Not Quite The Game, But A Big One Nonetheless

It'd be tough for any rivalry to match that of the one between the Ohio State and Michigan football teams. But the battle between the Buckeyes and Wolverines on the hardwood tonight will still have big time implications for both teams in the Big Ten.

It's not The Game -- the schedule dictates that it can't be -- but for Aaron Craft, there's still something that's unique about the hardwood showdowns between Ohio State and Michigan.

"There's always something special about playing against Michigan," the Buckeyes point guard said. "Bragging rights or whatever it is, it's always great to play against them. The energy in the gym is a little higher, regardless of if they're here or we're there. It's always exciting to play against them."

With just one regular season matchup scheduled between the two teams this year, tonight's Big Ten battle could very well mark Craft's last chance to play against "That Team Up North." In four seasons, the Findlay, Ohio native has seen the Wolverines transform from a program on the rise into a national title contender, as evidenced by a 2013 campaign that saw U-M end its season in the national title game with a loss to Louisville.

Factor in former point guard and Columbus native Trey Burke -- who last season was named the national player of the year -- and the Wolverines are a program whose recent accolades are beginning to rival that of the Buckeyes, perhaps even more so than they do on the gridiron.
§ §
In the piece on the Ohio State–Michigan basketball rivalry, which team beat Michigan in the 2013 national title game?

Records =
§ §
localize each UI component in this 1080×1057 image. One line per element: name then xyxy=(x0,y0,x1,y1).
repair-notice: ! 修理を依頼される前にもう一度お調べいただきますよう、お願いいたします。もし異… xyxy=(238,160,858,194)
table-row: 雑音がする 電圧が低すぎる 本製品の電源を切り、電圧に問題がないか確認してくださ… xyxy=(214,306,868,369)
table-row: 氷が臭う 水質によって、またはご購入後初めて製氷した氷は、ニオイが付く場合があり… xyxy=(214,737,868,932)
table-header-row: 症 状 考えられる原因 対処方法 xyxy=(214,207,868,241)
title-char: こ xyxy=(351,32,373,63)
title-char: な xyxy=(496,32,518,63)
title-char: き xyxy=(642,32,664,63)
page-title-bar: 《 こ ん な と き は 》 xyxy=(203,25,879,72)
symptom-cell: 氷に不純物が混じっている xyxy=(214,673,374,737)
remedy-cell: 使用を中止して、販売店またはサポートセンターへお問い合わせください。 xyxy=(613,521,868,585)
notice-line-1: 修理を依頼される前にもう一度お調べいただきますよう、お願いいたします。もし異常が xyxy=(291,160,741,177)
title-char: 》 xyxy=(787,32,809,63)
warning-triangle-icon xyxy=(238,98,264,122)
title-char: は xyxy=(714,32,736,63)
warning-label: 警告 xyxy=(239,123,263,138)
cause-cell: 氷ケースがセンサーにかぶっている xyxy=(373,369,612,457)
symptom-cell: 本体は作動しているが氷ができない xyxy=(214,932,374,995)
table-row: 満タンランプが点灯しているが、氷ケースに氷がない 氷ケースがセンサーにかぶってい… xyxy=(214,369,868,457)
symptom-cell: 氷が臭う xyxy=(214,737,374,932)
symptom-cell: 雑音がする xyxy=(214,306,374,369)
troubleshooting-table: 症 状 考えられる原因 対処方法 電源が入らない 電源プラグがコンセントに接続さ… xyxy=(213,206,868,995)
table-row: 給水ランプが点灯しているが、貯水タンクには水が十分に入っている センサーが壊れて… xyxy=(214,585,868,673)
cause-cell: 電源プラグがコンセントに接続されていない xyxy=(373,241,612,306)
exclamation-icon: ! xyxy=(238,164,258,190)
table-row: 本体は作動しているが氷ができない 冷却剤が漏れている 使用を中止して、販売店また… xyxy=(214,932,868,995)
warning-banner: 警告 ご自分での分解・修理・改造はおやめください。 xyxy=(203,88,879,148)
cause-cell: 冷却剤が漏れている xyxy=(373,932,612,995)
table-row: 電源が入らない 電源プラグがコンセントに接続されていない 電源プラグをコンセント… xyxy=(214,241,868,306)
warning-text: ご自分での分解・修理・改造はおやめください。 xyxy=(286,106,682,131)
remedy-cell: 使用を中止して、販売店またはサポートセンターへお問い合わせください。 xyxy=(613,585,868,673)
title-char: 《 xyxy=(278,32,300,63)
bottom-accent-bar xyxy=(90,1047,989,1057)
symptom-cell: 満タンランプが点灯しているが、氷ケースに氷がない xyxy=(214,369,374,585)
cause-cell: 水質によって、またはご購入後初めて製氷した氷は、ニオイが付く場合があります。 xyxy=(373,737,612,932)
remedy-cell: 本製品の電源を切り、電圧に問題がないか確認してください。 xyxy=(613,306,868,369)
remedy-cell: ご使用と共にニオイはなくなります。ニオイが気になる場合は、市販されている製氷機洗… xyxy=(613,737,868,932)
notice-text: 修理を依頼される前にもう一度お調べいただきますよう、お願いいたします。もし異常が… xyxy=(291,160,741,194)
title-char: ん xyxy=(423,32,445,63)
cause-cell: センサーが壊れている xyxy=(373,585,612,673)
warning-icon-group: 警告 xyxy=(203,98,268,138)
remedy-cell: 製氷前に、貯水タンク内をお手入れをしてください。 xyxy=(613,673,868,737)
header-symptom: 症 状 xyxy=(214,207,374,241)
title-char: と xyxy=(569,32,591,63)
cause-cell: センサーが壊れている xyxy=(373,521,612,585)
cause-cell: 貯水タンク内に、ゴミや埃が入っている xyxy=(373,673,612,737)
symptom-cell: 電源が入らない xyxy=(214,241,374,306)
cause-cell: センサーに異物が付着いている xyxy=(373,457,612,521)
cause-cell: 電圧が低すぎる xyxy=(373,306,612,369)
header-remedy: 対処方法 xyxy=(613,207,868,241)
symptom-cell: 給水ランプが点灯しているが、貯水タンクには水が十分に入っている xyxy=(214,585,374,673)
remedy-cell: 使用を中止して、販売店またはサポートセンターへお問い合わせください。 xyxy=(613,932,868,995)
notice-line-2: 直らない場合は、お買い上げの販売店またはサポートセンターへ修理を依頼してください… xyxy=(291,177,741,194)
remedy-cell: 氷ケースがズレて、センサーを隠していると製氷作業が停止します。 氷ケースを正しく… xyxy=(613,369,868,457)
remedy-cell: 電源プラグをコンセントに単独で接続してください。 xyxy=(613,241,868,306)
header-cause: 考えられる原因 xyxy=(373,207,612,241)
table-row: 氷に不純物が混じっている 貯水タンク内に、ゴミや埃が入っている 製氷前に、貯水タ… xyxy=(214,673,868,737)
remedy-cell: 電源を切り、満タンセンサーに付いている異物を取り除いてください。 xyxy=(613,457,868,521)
§ §
Response =
Louisville